→ TASK DETAILS
All lines featuring the string "Opinions" are to be listed.

→ INPUT RECORDS
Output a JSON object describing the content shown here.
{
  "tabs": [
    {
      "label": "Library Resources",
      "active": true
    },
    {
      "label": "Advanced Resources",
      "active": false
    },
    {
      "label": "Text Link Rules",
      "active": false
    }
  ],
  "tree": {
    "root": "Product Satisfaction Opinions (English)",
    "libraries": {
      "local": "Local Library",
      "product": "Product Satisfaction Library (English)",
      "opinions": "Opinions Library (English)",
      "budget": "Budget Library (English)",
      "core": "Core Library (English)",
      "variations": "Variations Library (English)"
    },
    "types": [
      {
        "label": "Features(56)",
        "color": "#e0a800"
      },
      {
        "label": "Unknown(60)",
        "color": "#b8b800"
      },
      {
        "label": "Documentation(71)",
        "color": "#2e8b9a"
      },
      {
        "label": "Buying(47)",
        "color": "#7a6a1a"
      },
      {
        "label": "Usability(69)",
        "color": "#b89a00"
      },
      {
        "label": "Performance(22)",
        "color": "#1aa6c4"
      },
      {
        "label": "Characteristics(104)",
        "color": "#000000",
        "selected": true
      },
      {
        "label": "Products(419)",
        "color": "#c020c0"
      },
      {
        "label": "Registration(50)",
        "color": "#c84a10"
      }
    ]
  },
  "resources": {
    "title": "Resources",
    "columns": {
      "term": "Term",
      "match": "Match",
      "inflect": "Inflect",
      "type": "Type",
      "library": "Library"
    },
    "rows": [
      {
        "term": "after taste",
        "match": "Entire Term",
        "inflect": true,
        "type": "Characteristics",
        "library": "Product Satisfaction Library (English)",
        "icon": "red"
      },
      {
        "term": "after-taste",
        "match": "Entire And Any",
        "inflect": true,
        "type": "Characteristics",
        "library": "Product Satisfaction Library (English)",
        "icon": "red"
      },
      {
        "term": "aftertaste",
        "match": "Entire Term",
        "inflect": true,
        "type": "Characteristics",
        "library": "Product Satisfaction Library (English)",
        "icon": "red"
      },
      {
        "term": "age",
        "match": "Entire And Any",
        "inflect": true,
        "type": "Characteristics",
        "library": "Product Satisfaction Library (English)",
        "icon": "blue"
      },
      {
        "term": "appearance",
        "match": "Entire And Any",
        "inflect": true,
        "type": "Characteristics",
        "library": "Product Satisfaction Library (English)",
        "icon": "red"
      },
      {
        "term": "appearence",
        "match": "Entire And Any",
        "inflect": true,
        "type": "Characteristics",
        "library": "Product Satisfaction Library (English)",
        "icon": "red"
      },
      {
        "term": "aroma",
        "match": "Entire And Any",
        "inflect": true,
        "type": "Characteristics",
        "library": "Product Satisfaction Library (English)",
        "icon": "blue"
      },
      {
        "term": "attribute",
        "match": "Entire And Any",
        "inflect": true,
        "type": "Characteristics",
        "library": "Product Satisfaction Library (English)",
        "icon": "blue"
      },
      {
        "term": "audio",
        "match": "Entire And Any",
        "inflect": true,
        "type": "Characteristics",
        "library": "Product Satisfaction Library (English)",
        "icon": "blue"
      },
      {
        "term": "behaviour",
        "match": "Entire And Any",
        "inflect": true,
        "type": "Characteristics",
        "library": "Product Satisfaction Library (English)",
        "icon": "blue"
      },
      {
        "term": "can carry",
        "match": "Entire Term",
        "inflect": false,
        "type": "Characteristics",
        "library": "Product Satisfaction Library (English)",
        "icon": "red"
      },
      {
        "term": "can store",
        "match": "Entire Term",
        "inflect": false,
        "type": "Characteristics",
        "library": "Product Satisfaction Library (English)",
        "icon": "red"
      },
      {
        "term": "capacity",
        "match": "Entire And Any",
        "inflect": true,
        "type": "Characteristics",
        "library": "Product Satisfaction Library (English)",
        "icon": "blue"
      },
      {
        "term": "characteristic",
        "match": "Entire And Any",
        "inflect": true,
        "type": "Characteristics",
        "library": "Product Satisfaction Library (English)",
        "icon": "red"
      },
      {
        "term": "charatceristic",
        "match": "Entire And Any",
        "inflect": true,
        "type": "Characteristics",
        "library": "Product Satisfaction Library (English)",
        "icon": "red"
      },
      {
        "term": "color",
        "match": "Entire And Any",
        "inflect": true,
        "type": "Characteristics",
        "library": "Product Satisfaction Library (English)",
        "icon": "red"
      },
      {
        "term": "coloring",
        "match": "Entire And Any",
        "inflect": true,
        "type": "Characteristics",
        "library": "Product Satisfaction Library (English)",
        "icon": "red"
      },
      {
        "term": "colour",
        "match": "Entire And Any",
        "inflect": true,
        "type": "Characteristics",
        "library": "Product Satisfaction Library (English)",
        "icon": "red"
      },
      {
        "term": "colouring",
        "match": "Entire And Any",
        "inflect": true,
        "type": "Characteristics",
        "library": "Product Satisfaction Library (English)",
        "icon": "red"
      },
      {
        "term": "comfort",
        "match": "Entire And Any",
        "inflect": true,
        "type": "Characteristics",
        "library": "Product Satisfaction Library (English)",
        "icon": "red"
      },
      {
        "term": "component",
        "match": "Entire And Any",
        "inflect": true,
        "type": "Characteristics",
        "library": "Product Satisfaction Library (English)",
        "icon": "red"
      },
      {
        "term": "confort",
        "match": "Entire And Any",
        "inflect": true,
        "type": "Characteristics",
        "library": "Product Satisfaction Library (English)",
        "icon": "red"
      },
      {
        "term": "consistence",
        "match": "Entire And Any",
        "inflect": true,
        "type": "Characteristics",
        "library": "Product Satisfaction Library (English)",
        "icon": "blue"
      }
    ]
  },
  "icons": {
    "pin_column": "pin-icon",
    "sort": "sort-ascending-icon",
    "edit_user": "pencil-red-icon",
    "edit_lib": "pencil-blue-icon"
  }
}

→ OUTPUT OF THE TASK
    "root": "Product Satisfaction Opinions (English)",
      "opinions": "Opinions Library (English)",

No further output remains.